▶ [Instruction]:
Without the pictures, set down every line of the data exactly.

[start Data for this task]

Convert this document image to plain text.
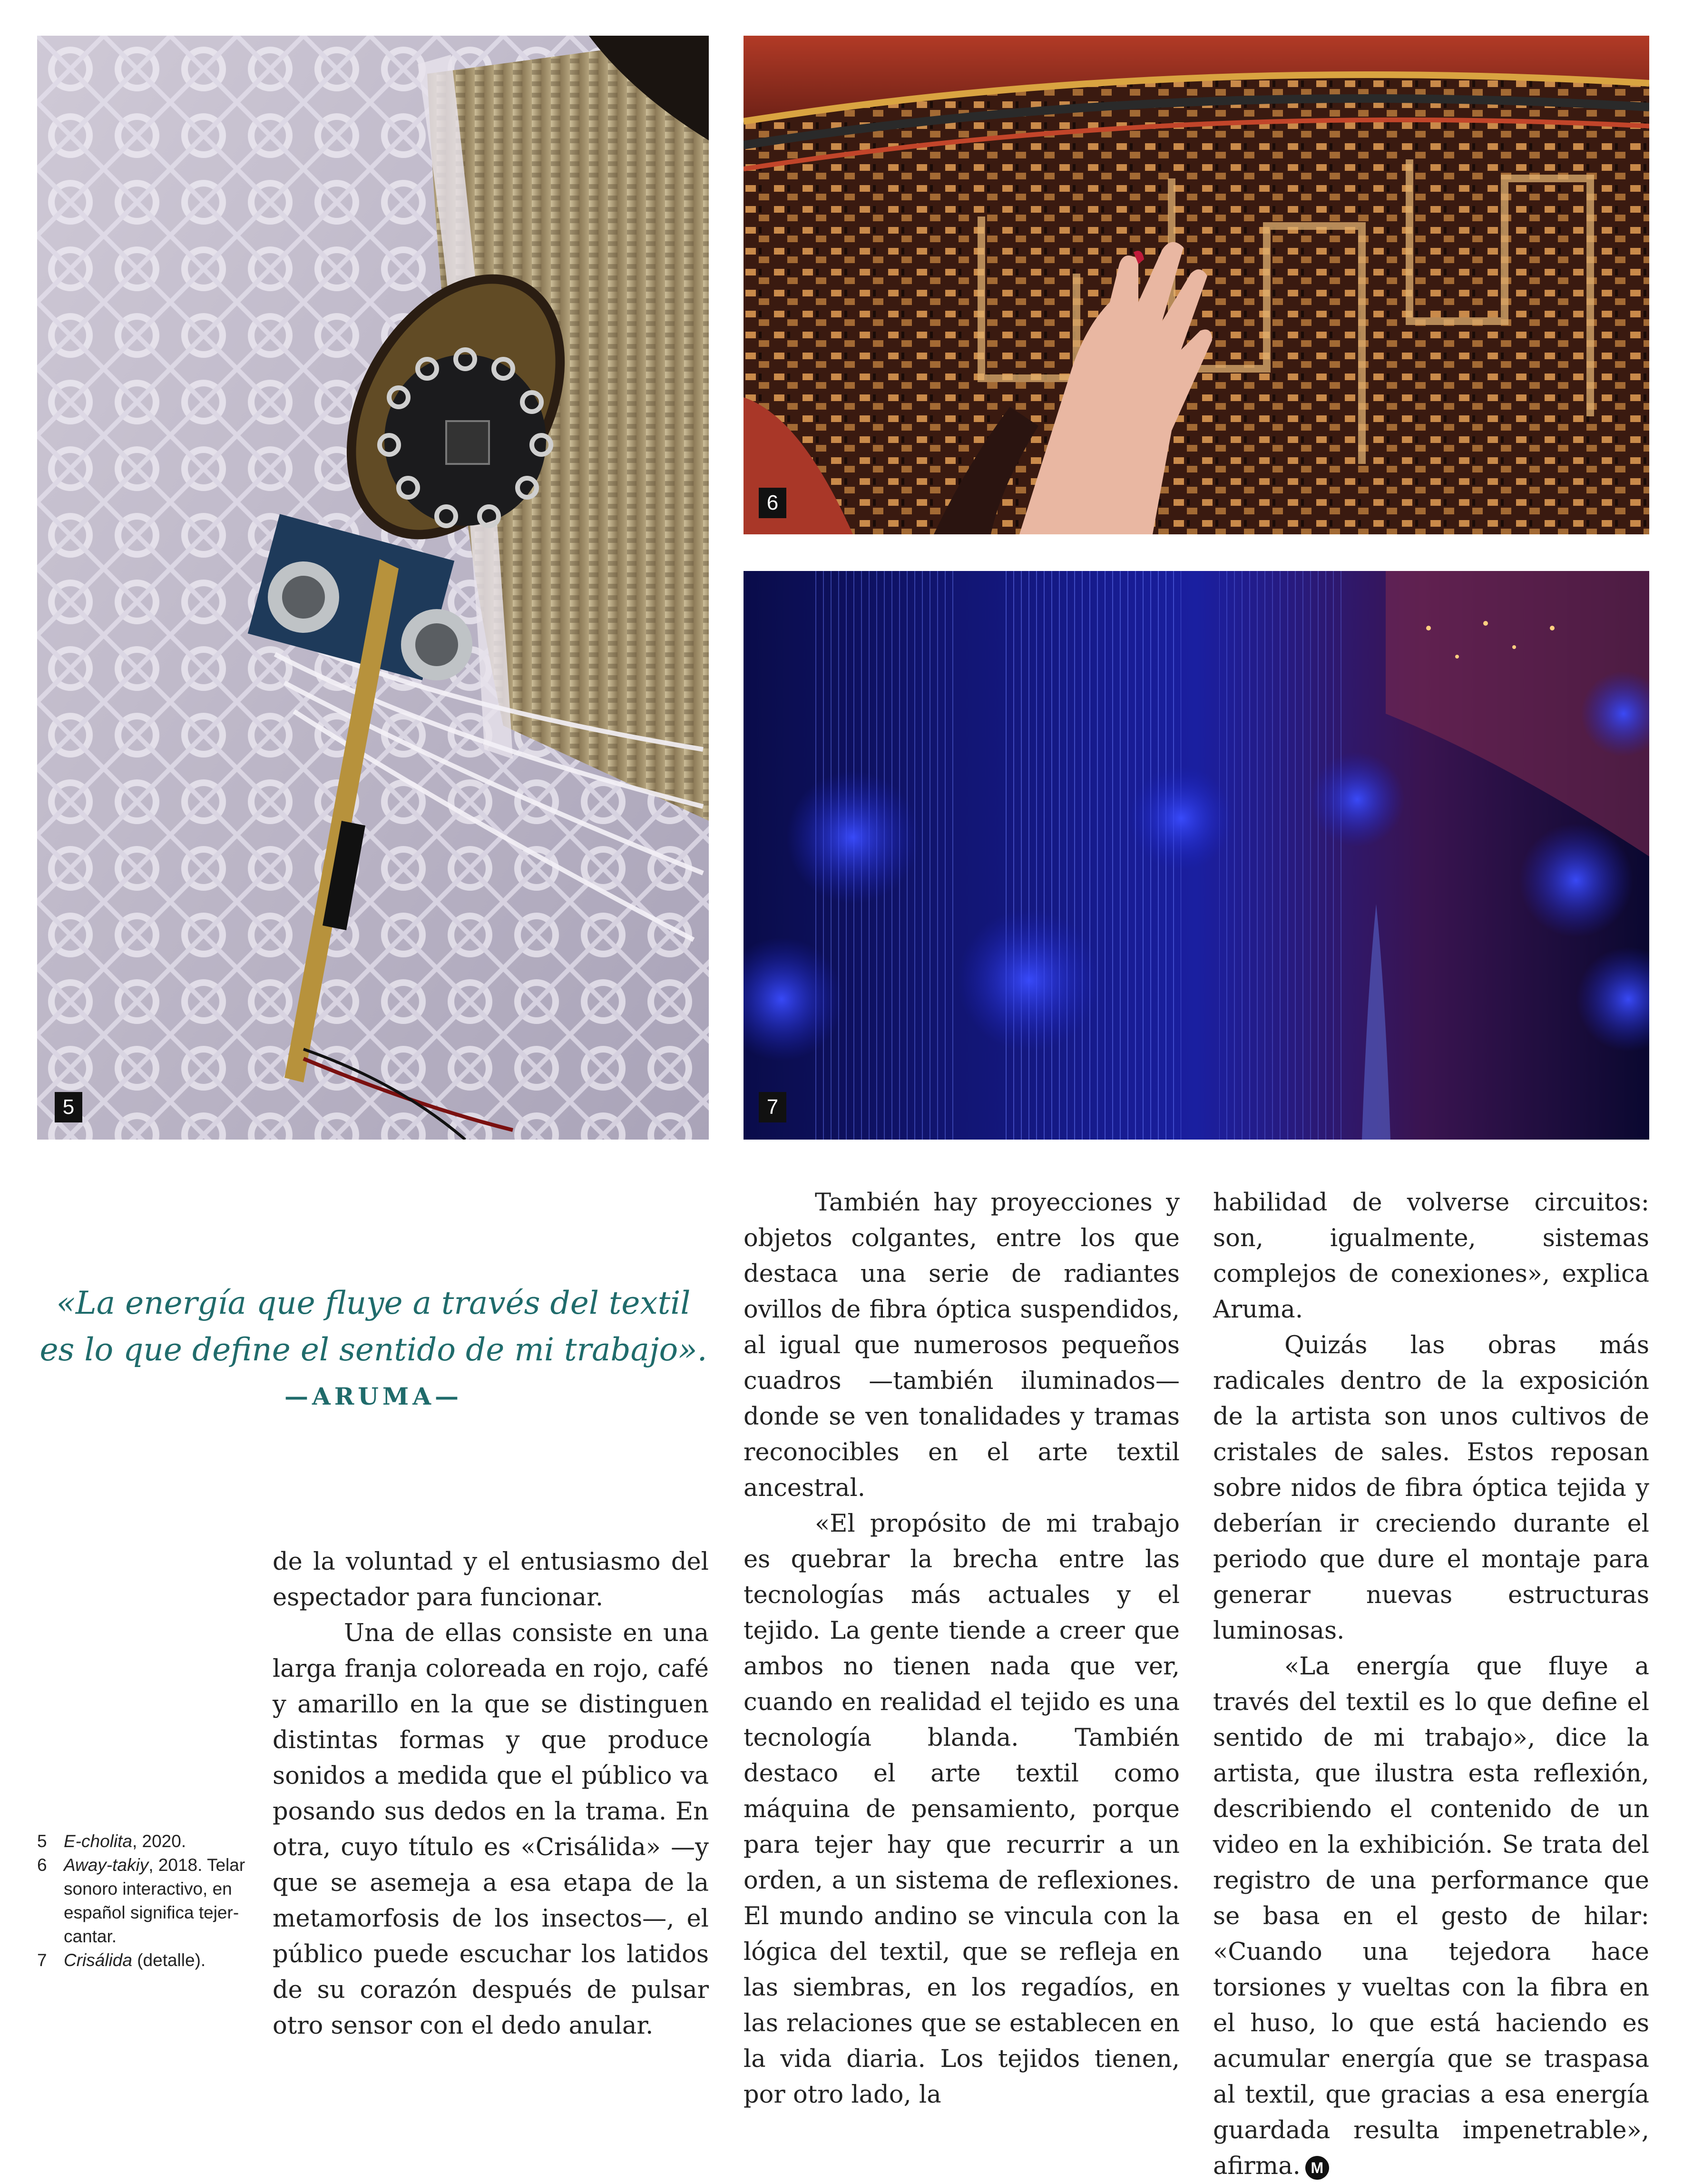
5
6
7
«La energía que fluye a través del textil es lo que define el sentido de mi trabajo».
—ARUMA—
5 E-cholita, 2020.
6 Away-takiy, 2018. Telar sonoro interactivo, en español significa tejer-cantar.
7 Crisálida (detalle).

de la voluntad y el entusiasmo del espectador para funcionar.

Una de ellas consiste en una larga franja coloreada en rojo, café y amarillo en la que se distinguen distintas formas y que produce sonidos a medida que el público va posando sus dedos en la trama. En otra, cuyo título es «Crisálida» —y que se asemeja a esa etapa de la metamorfosis de los insectos—, el público puede escuchar los latidos de su corazón después de pulsar otro sensor con el dedo anular.

También hay proyecciones y objetos colgantes, entre los que destaca una serie de radiantes ovillos de fibra óptica suspendidos, al igual que numerosos pequeños cuadros —también iluminados— donde se ven tonalidades y tramas reconocibles en el arte textil ancestral.

«El propósito de mi trabajo es quebrar la brecha entre las tecnologías más actuales y el tejido. La gente tiende a creer que ambos no tienen nada que ver, cuando en realidad el tejido es una tecnología blanda. También destaco el arte textil como máquina de pensamiento, porque para tejer hay que recurrir a un orden, a un sistema de reflexiones. El mundo andino se vincula con la lógica del textil, que se refleja en las siembras, en los regadíos, en las relaciones que se establecen en la vida diaria. Los tejidos tienen, por otro lado, la

habilidad de volverse circuitos: son, igualmente, sistemas complejos de conexiones», explica Aruma.

Quizás las obras más radicales dentro de la exposición de la artista son unos cultivos de cristales de sales. Estos reposan sobre nidos de fibra óptica tejida y deberían ir creciendo durante el periodo que dure el montaje para generar nuevas estructuras luminosas.

«La energía que fluye a través del textil es lo que define el sentido de mi trabajo», dice la artista, que ilustra esta reflexión, describiendo el contenido de un video en la exhibición. Se trata del registro de una performance que se basa en el gesto de hilar: «Cuando una tejedora hace torsiones y vueltas con la fibra en el huso, lo que está haciendo es acumular energía que se traspasa al textil, que gracias a esa energía guardada resulta impenetrable», afirma. M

[end Data for this task]

▶ [The output]:
Convert this document image to plain text.
5
6
7
«La energía que fluye a través del textil es lo que define el sentido de mi trabajo».
—ARUMA—
5 E-cholita, 2020.
6 Away-takiy, 2018. Telar sonoro interactivo, en español significa tejer-cantar.
7 Crisálida (detalle).

de la voluntad y el entusiasmo del espectador para funcionar.

Una de ellas consiste en una larga franja coloreada en rojo, café y amarillo en la que se distinguen distintas formas y que produce sonidos a medida que el público va posando sus dedos en la trama. En otra, cuyo título es «Crisálida» —y que se asemeja a esa etapa de la metamorfosis de los insectos—, el público puede escuchar los latidos de su corazón después de pulsar otro sensor con el dedo anular.

También hay proyecciones y objetos colgantes, entre los que destaca una serie de radiantes ovillos de fibra óptica suspendidos, al igual que numerosos pequeños cuadros —también iluminados— donde se ven tonalidades y tramas reconocibles en el arte textil ancestral.

«El propósito de mi trabajo es quebrar la brecha entre las tecnologías más actuales y el tejido. La gente tiende a creer que ambos no tienen nada que ver, cuando en realidad el tejido es una tecnología blanda. También destaco el arte textil como máquina de pensamiento, porque para tejer hay que recurrir a un orden, a un sistema de reflexiones. El mundo andino se vincula con la lógica del textil, que se refleja en las siembras, en los regadíos, en las relaciones que se establecen en la vida diaria. Los tejidos tienen, por otro lado, la

habilidad de volverse circuitos: son, igualmente, sistemas complejos de conexiones», explica Aruma.

Quizás las obras más radicales dentro de la exposición de la artista son unos cultivos de cristales de sales. Estos reposan sobre nidos de fibra óptica tejida y deberían ir creciendo durante el periodo que dure el montaje para generar nuevas estructuras luminosas.

«La energía que fluye a través del textil es lo que define el sentido de mi trabajo», dice la artista, que ilustra esta reflexión, describiendo el contenido de un video en la exhibición. Se trata del registro de una performance que se basa en el gesto de hilar: «Cuando una tejedora hace torsiones y vueltas con la fibra en el huso, lo que está haciendo es acumular energía que se traspasa al textil, que gracias a esa energía guardada resulta impenetrable», afirma. M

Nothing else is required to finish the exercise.